Set problem A -
Duplicate the vet-visit post from "I have been" to "in the room.".

# Shaved for a simple blood draw?



## vicky2200 (Feb 14, 2012)

I have been letting Weegee's hair grow since October. Needless to say it is pretty long now and I intend to give him a drastic cut in about 2 weeks. Earlier this week I took the dogs to the vet for heart worm tests. Usually they draw the blood in the room, but they took them in the back this time. I really didn't care but thought it would have been better for the dogs if they would have done it in the room.

When Dakota came back he had a shaved spot on his leg. None of the other dogs had a shaved area and they had never shaved them before. I thought maybe his veins were bad because he is getting old and didn't think much more about it. Fast forward until today. It was the first time since the visit that I brushed out Weegee. I removed his collar and began brushing and noticed that he has a rather large shaved area on his lower neck! The collar was pushing his other hair down to cover the spot.

Set problem B -
Pull out each line of the listing that contains the string "东皇城根南街", treating case as significant.

[Coordinate annotation records]
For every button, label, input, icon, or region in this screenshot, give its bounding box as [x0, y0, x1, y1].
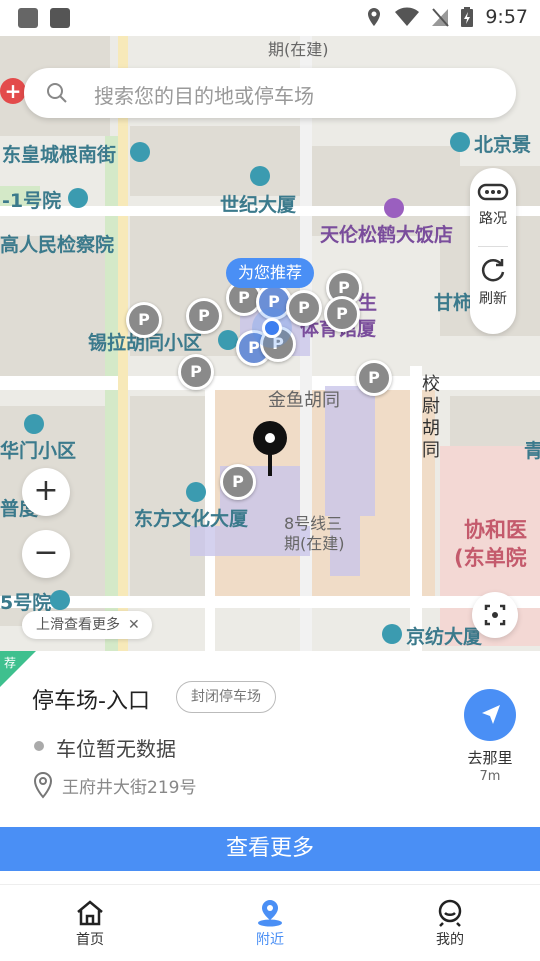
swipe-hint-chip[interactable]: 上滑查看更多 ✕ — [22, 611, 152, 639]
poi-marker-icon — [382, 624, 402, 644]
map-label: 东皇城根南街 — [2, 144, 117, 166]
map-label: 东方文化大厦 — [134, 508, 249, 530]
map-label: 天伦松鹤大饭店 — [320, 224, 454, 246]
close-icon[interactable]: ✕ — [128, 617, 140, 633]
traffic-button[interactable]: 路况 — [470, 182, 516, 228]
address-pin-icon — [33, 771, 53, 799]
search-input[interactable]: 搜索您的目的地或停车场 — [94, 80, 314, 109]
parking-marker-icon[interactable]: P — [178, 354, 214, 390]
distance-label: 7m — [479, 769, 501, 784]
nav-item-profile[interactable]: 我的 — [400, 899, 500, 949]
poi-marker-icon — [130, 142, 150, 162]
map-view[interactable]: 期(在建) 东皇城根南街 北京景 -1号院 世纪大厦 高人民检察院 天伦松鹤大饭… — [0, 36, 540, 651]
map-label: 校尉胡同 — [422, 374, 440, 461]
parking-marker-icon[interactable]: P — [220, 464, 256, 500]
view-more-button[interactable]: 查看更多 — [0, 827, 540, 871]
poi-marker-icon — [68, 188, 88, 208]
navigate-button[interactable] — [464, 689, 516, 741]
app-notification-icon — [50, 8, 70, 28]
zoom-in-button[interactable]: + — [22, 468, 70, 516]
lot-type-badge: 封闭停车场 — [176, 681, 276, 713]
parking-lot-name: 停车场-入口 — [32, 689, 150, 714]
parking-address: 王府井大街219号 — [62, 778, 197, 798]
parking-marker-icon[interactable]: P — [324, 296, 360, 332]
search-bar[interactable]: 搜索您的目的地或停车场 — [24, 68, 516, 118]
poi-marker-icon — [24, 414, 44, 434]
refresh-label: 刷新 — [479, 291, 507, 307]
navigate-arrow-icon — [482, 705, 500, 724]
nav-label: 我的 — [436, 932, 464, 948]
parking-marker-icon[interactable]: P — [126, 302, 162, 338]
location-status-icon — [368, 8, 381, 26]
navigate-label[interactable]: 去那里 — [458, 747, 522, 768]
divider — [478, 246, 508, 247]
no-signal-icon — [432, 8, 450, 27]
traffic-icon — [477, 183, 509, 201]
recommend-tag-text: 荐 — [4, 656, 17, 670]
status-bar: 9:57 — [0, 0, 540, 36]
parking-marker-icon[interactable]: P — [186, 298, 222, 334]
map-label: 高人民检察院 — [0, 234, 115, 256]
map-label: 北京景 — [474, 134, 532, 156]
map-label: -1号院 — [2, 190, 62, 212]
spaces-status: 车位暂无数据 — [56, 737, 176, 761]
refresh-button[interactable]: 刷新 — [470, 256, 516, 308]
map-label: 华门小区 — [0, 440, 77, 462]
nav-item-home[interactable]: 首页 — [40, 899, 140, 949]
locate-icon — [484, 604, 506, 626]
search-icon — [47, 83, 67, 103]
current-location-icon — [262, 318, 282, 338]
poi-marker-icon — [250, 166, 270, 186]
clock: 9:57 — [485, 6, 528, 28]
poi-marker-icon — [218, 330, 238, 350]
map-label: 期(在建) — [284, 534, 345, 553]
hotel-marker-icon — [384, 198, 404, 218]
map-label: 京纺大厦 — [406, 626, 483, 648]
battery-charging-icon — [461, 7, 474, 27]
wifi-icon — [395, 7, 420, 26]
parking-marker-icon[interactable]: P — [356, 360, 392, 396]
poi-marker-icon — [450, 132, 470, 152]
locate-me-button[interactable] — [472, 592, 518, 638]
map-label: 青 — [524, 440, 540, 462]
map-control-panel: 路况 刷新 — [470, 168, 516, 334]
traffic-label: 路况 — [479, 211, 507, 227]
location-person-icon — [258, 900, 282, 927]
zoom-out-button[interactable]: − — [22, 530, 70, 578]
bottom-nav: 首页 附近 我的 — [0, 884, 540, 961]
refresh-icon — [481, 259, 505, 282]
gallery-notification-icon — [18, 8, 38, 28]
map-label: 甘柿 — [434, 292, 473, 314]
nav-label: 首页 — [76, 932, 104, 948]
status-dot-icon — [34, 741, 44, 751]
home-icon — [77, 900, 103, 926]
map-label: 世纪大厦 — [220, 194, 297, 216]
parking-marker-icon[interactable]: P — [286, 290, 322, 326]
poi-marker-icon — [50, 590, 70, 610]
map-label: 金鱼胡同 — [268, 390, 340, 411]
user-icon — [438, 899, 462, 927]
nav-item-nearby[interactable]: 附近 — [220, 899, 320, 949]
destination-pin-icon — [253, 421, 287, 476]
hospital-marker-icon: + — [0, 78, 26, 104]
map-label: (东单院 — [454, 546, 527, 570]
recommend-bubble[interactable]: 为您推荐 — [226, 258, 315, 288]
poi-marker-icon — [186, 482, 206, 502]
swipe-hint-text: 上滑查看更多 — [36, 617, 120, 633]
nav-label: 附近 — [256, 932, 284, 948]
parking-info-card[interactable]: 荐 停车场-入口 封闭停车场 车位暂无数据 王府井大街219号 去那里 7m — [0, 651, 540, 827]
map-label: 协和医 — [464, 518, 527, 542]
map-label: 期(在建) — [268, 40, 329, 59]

Finished answer A -
I have been letting Weegee's hair grow since October. Needless to say it is pretty long now and I intend to give him a drastic cut in about 2 weeks. Earlier this week I took the dogs to the vet for heart worm tests. Usually they draw the blood in the room, but they took them in the back this time. I really didn't care but thought it would have been better for the dogs if they would have done it in the room.

Finished answer B -
map-label: 东皇城根南街 — [2, 144, 117, 166]
map-view[interactable]: 期(在建) 东皇城根南街 北京景 -1号院 世纪大厦 高人民检察院 天伦松鹤大饭… — [0, 36, 540, 651]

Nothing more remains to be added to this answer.